-- Begin Passage provided --

Two Words that Crush Obstacles

Wanting to do something is an important step forward, but it typically doesn’t get you very far. To take action, you need a clear and detailed plan.

For example, if your goal is to make dinner, you would:

1. Pick a recipe

2. Write a grocery list

3. Buy ingredients

4. Make time to cook

Easy. You can already picture yourself sitting down to a homemade meal.

Fast forward to the supermarket, where you discover that the main ingredient in your recipe is sold out. Ummm… what now?

When you hit an obstacle, it’s easy to feel defeated — and fall back into old habits. You can’t get the ingredients you need, so you might as well buy a frozen pizza and be done with it.

By putting a little more work into your plan, you can prevent those moments from happening.

There are two words that can help you stay on track: if and then.

If/then clauses — as in, if they’re out of scallops, then I’ll get shrimp instead — should be part of every plan you make in Omada. Yes, brainstorming potential obstacles (and how you’ll respond) takes time. But it dramatically boosts your ability to follow through.

Research shows that if/then plans are effective at helping people get started, stay in control, and achieve their goals.

One study found that women who used if/then plans as part of a weight loss program lost twice as much weight as the control group. Other studies reveal that dietary goals like cutting back on snacking, reducing fat, and eating fruits and vegetables are more doable when if/then plans are involved.

If/then thinking helps because it prepares you for setbacks. Few experiences on your path to better health are going to go perfectly. Change requires trying new things, and some of those things will go wrong, despite your best efforts. That’s a normal part of this process — but there’s always a next step forward.

As you craft your own if/then plans, here are a couple of things to keep in mind:

–> Set a clear and specific goal (a.k.a. a SMART goal). For example, “I will make a veggie-packed dinner tonight” versus “I will eat healthier.” When goals are too vague or broad, it’s difficult to anticipate specific obstacles that could get in the way. With small, concrete goals, potential pitfalls are easier to anticipate.

-- End Passage provided --

Output the section of the if/then planning article above that starts with the words "2. Write a grocery" and ends with "moments from happening.", copied word for word.

-- Begin Supplied material --

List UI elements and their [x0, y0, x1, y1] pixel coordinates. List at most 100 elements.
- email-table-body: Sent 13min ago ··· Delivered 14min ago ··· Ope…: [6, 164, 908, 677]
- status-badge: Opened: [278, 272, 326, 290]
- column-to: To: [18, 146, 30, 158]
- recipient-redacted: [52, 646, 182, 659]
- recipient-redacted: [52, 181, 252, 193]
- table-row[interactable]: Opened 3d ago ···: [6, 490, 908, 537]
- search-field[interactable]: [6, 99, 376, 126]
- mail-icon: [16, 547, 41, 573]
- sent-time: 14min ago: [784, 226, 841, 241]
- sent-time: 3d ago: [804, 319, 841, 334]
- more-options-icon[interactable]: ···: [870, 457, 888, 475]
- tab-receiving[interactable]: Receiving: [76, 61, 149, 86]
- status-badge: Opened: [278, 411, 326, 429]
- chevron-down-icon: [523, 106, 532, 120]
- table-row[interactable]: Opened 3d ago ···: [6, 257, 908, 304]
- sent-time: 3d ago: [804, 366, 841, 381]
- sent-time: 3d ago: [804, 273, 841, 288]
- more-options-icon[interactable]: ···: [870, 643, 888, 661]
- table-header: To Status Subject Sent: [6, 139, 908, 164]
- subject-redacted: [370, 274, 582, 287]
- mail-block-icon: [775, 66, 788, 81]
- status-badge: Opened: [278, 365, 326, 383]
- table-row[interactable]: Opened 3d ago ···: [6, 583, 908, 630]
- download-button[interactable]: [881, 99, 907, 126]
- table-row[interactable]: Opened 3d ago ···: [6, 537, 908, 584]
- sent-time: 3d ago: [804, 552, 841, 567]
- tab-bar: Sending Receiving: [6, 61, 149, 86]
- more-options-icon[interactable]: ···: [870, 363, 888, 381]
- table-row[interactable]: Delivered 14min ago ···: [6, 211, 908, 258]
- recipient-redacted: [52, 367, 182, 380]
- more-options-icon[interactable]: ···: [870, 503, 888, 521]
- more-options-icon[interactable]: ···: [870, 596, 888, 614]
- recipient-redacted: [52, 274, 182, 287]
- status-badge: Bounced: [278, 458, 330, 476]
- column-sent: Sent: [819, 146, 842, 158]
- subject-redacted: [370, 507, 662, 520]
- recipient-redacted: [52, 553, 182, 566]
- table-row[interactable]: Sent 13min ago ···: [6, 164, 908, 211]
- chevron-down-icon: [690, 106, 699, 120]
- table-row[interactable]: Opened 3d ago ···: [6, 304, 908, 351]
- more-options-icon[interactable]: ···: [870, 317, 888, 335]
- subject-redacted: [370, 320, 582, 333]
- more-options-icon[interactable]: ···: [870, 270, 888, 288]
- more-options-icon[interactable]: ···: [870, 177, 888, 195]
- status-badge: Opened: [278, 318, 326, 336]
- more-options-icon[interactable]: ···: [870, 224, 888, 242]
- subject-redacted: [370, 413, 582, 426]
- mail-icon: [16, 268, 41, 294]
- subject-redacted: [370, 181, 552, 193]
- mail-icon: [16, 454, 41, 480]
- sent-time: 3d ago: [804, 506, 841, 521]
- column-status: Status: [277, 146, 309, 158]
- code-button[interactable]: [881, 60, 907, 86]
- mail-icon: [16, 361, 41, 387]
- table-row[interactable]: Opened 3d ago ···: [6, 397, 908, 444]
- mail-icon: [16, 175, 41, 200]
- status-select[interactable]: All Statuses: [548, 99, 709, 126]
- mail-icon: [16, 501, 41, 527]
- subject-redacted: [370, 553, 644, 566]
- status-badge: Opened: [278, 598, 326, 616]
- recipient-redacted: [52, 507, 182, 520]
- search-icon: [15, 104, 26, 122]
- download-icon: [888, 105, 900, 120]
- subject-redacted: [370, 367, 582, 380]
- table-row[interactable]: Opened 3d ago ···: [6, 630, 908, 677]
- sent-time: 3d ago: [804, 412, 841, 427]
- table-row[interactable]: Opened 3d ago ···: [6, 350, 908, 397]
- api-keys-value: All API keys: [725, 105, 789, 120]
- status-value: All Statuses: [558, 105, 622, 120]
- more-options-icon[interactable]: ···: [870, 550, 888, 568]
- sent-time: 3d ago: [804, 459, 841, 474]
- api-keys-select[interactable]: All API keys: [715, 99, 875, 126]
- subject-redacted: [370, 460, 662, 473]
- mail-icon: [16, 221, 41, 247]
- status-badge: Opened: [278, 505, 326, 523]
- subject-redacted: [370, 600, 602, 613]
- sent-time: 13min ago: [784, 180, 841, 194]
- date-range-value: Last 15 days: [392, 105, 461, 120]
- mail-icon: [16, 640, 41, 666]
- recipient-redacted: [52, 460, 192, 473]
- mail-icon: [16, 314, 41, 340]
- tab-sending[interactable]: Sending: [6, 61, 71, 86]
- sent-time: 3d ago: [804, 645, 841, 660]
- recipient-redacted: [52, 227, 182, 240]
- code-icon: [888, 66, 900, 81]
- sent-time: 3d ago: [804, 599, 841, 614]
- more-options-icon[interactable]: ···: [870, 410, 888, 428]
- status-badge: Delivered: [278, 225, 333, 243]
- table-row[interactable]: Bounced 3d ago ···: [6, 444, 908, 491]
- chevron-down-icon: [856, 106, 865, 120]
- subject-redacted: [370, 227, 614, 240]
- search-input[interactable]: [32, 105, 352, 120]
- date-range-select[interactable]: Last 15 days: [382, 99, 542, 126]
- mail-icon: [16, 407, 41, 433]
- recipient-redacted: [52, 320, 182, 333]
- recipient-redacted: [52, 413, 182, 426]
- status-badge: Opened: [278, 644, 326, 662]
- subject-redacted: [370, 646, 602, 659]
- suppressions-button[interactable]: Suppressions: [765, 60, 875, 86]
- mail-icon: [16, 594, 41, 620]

-- End Supplied material --

**Result for this exercise**
2. Write a grocery list

3. Buy ingredients

4. Make time to cook

Easy. You can already picture yourself sitting down to a homemade meal.

Fast forward to the supermarket, where you discover that the main ingredient in your recipe is sold out. Ummm… what now?

When you hit an obstacle, it’s easy to feel defeated — and fall back into old habits. You can’t get the ingredients you need, so you might as well buy a frozen pizza and be done with it.

By putting a little more work into your plan, you can prevent those moments from happening.